═════ INFORMATION PROVIDED
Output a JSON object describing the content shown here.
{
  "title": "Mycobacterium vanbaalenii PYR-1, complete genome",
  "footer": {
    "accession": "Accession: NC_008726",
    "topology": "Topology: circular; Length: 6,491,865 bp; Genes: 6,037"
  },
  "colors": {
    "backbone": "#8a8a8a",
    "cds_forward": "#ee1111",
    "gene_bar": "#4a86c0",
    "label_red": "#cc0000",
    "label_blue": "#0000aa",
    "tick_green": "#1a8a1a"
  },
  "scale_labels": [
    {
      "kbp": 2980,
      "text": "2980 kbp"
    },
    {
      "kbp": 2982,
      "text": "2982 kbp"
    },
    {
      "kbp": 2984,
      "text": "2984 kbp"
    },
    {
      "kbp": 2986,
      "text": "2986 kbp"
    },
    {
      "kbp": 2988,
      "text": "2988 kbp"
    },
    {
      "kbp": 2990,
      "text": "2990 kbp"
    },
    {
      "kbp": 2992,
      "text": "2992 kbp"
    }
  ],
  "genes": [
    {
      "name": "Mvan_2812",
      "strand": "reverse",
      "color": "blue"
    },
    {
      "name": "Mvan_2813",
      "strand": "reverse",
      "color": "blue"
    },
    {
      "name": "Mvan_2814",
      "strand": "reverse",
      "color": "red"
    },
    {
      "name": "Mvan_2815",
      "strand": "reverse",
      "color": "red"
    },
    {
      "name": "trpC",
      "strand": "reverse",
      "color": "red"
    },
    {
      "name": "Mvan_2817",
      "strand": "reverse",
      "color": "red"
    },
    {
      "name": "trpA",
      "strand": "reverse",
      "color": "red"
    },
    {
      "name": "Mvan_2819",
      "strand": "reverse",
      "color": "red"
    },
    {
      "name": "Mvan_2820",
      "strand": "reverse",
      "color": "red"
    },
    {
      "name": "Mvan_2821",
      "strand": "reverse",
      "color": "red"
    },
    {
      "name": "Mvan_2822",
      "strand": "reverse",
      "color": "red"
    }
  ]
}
══════════
ABOUT THIS TASK: Write out the data once more, word for word.

THE COMPLETED TASK:
Output a JSON object describing the content shown here.
{
  "title": "Mycobacterium vanbaalenii PYR-1, complete genome",
  "footer": {
    "accession": "Accession: NC_008726",
    "topology": "Topology: circular; Length: 6,491,865 bp; Genes: 6,037"
  },
  "colors": {
    "backbone": "#8a8a8a",
    "cds_forward": "#ee1111",
    "gene_bar": "#4a86c0",
    "label_red": "#cc0000",
    "label_blue": "#0000aa",
    "tick_green": "#1a8a1a"
  },
  "scale_labels": [
    {
      "kbp": 2980,
      "text": "2980 kbp"
    },
    {
      "kbp": 2982,
      "text": "2982 kbp"
    },
    {
      "kbp": 2984,
      "text": "2984 kbp"
    },
    {
      "kbp": 2986,
      "text": "2986 kbp"
    },
    {
      "kbp": 2988,
      "text": "2988 kbp"
    },
    {
      "kbp": 2990,
      "text": "2990 kbp"
    },
    {
      "kbp": 2992,
      "text": "2992 kbp"
    }
  ],
  "genes": [
    {
      "name": "Mvan_2812",
      "strand": "reverse",
      "color": "blue"
    },
    {
      "name": "Mvan_2813",
      "strand": "reverse",
      "color": "blue"
    },
    {
      "name": "Mvan_2814",
      "strand": "reverse",
      "color": "red"
    },
    {
      "name": "Mvan_2815",
      "strand": "reverse",
      "color": "red"
    },
    {
      "name": "trpC",
      "strand": "reverse",
      "color": "red"
    },
    {
      "name": "Mvan_2817",
      "strand": "reverse",
      "color": "red"
    },
    {
      "name": "trpA",
      "strand": "reverse",
      "color": "red"
    },
    {
      "name": "Mvan_2819",
      "strand": "reverse",
      "color": "red"
    },
    {
      "name": "Mvan_2820",
      "strand": "reverse",
      "color": "red"
    },
    {
      "name": "Mvan_2821",
      "strand": "reverse",
      "color": "red"
    },
    {
      "name": "Mvan_2822",
      "strand": "reverse",
      "color": "red"
    }
  ]
}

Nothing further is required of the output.